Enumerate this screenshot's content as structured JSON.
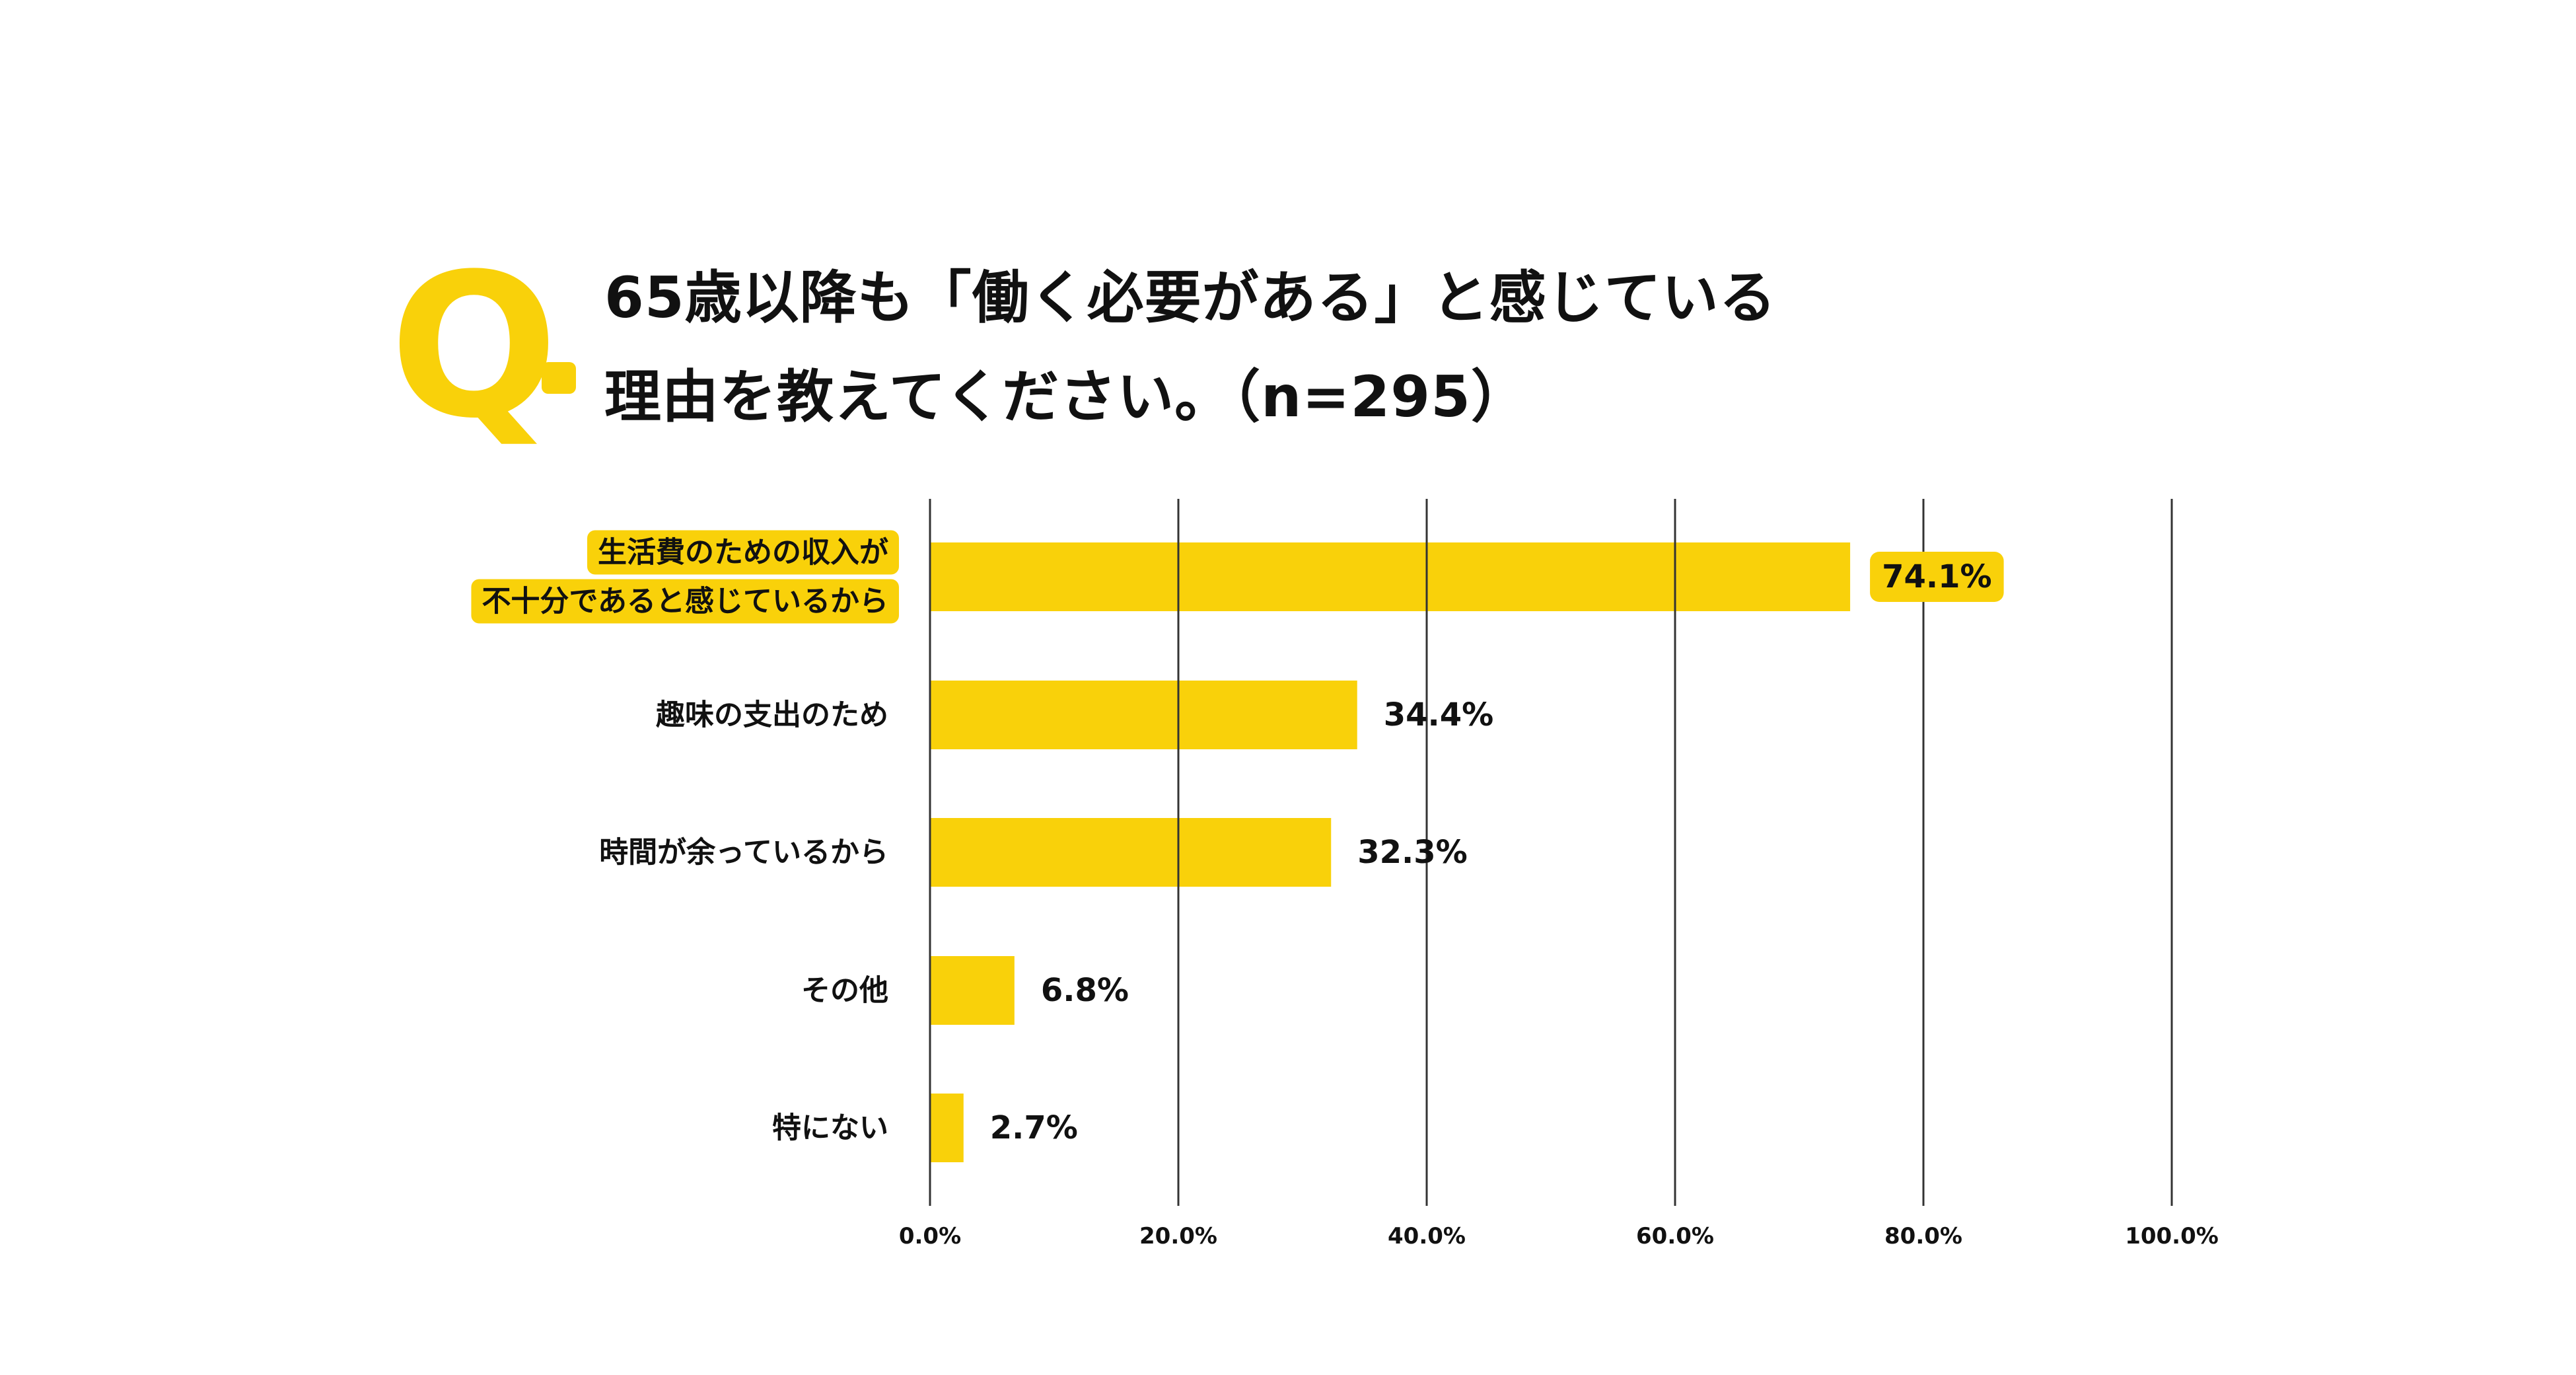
{
  "header": {
    "q_mark": "Q",
    "title_line_1": "65歳以降も「働く必要がある」と感じている",
    "title_line_2": "理由を教えてください。（n=295）"
  },
  "colors": {
    "accent": "#F9D10A",
    "gridline": "#333333",
    "text": "#111111"
  },
  "chart_data": {
    "type": "bar",
    "orientation": "horizontal",
    "categories": [
      [
        "生活費のための収入が",
        "不十分であると感じているから"
      ],
      [
        "趣味の支出のため"
      ],
      [
        "時間が余っているから"
      ],
      [
        "その他"
      ],
      [
        "特にない"
      ]
    ],
    "values": [
      74.1,
      34.4,
      32.3,
      6.8,
      2.7
    ],
    "value_labels": [
      "74.1%",
      "34.4%",
      "32.3%",
      "6.8%",
      "2.7%"
    ],
    "highlight_index": 0,
    "xlim": [
      0,
      100
    ],
    "xticks": [
      0,
      20,
      40,
      60,
      80,
      100
    ],
    "xtick_labels": [
      "0.0%",
      "20.0%",
      "40.0%",
      "60.0%",
      "80.0%",
      "100.0%"
    ],
    "grid": true
  }
}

+++

- **WRITTEN REQUEST**: Your task is an exact transcription of all the data, minus the pictures.

- **EXERCISE ANSWER**:
Enumerate this screenshot's content as structured JSON.
{
  "header": {
    "q_mark": "Q",
    "title_line_1": "65歳以降も「働く必要がある」と感じている",
    "title_line_2": "理由を教えてください。（n=295）"
  },
  "colors": {
    "accent": "#F9D10A",
    "gridline": "#333333",
    "text": "#111111"
  },
  "chart_data": {
    "type": "bar",
    "orientation": "horizontal",
    "categories": [
      [
        "生活費のための収入が",
        "不十分であると感じているから"
      ],
      [
        "趣味の支出のため"
      ],
      [
        "時間が余っているから"
      ],
      [
        "その他"
      ],
      [
        "特にない"
      ]
    ],
    "values": [
      74.1,
      34.4,
      32.3,
      6.8,
      2.7
    ],
    "value_labels": [
      "74.1%",
      "34.4%",
      "32.3%",
      "6.8%",
      "2.7%"
    ],
    "highlight_index": 0,
    "xlim": [
      0,
      100
    ],
    "xticks": [
      0,
      20,
      40,
      60,
      80,
      100
    ],
    "xtick_labels": [
      "0.0%",
      "20.0%",
      "40.0%",
      "60.0%",
      "80.0%",
      "100.0%"
    ],
    "grid": true
  }
}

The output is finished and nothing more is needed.